╭─ Trecho do texto

Com esse entendimento, a juíza Hallana Duarte Miranda, da Vara Única de Eldorado Paulista (SP), condenou o Estado de São Paulo, o município de Eldorado, a Companhia de Desenvolvimento Habitacional e Urbano e a Fundação Instituto de Terras de São Paulo por falhas na construção de casas em uma comunidade quilombola.

Os réus foram condenados ao pagamento de indenização por danos morais, no valor de R$ 125 mil, a moradores da comunidade quilombola de Pedro Cubas. De acordo com os autos, o programa "moradias quilombolas" do estado, executado por meio de um convênio, entregou as casas com falhas estruturais, que geraram transbordamento de esgoto, vazamentos e goteiras.

Os autores da ação, moradores da comunidade, disseram que, na entrega das chaves, houve a promessa de que as falhas na estrutura seriam resolvidas. Porém, mais de dez anos depois, os moradores ainda sofrem com os mesmos problemas. Ao julgar a ação procedente, a juíza citou o laudo pericial, "produzido sob o crivo do contraditório", que constatou defeitos estruturais na casa dos autores.

"A transferência da responsabilidade aos moradores, portanto, por meio de termo de recebimento das unidades não exonera a parte ré de sanarem defeitos estruturais, pois amplamente comprovado que se não fosse a má execução da obra, os problemas sequer existiram e que ainda com a orientação dos moradores, não se pode excluir o problema sem reparos em toda a estrutura", afirmou.

╰─

* **Objetivo 1**:
Reescreva em forma de lista o parágrafo do trecho que começa com "Os autores da ação", mantendo seus fatos principais.
* **Objetivo 2**:
Liste todos os réus condenados segundo o trecho.
* **Objetivo 3**:
Resuma o trecho em duas frases.
Baseie-se somente no trecho.

╭─ Seção de dados

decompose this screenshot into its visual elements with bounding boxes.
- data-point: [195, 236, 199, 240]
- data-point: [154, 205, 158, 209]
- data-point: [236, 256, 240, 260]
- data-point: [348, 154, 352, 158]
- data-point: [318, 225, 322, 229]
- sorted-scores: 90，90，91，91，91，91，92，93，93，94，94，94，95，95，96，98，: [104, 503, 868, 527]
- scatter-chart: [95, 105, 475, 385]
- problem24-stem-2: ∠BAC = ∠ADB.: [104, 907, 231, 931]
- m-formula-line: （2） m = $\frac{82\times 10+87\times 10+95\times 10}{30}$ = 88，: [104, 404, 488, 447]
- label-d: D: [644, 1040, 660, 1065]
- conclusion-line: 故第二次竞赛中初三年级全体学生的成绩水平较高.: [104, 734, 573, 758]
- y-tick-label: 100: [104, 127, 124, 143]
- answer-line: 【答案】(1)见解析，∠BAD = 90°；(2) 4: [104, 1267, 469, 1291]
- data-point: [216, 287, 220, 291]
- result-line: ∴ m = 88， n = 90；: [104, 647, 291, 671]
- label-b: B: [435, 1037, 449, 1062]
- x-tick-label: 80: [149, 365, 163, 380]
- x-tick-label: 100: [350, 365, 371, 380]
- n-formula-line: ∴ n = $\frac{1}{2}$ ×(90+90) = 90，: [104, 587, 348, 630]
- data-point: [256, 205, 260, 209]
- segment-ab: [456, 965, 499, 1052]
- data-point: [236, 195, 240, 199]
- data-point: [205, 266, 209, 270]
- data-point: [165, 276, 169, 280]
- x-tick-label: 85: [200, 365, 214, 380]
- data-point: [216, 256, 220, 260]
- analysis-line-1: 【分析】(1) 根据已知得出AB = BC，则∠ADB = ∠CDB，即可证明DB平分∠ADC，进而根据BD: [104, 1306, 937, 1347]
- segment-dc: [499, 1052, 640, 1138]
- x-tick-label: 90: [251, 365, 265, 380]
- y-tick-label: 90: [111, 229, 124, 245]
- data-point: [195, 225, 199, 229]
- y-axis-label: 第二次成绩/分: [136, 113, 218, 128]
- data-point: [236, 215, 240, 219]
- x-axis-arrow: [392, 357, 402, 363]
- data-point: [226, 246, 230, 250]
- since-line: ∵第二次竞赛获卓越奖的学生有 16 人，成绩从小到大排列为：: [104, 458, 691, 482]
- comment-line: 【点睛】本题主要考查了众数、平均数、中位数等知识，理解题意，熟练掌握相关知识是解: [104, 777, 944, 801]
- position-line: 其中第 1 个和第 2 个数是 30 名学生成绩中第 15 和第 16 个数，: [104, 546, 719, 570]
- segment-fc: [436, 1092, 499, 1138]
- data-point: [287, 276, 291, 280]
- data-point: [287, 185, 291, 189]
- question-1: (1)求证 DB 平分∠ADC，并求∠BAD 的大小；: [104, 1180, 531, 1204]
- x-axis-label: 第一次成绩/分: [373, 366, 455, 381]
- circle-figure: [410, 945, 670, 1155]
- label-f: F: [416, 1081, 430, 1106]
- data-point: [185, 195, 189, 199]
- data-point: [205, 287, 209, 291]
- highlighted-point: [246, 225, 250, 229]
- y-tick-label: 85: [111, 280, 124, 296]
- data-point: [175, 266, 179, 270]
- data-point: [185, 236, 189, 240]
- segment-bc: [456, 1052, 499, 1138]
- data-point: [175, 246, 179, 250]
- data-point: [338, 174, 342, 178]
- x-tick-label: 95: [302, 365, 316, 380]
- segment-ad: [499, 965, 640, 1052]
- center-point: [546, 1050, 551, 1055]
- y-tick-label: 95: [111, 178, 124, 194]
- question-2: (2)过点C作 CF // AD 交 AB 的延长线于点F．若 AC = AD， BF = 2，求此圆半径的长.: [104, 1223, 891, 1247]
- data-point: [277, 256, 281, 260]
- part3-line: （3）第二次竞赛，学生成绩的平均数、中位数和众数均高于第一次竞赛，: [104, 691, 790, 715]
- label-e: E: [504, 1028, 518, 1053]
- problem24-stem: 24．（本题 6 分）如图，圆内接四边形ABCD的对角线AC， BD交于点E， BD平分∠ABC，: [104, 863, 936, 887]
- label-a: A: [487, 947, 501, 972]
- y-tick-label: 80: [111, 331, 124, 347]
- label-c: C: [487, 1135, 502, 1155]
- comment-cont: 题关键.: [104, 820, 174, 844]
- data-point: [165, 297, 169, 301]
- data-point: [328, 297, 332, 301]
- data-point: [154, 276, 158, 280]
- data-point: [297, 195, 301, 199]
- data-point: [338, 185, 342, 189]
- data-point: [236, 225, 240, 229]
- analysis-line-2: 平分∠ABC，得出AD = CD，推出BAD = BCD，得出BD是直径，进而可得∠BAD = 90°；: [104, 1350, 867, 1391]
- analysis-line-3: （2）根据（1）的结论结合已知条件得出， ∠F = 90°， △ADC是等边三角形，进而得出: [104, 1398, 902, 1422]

╰─

* **Resposta correta 1**:
- Os autores da ação, moradores da comunidade, disseram que, na entrega das chaves, houve a promessa de que as falhas na estrutura seriam resolvidas.
- Mais de dez anos depois, os moradores ainda sofrem com os mesmos problemas.
- A juíza julgou a ação procedente e citou o laudo pericial, "produzido sob o crivo do contraditório", que constatou defeitos estruturais na casa dos autores.

* **Resposta correta 2**:
- Estado de São Paulo
- Município de Eldorado
- Companhia de Desenvolvimento Habitacional e Urbano
- Fundação Instituto de Terras de São Paulo

* **Resposta correta 3**:
A juíza Hallana Duarte Miranda, da Vara Única de Eldorado Paulista (SP), condenou o Estado de São Paulo, o município de Eldorado, a Companhia de Desenvolvimento Habitacional e Urbano e a Fundação Instituto de Terras de São Paulo a pagar R$ 125 mil de indenização por danos morais a moradores da comunidade quilombola de Pedro Cubas. As casas foram entregues pelo programa "moradias quilombolas" com falhas estruturais que geraram transbordamento de esgoto, vazamentos e goteiras, e mais de dez anos depois os moradores ainda sofrem com os mesmos problemas.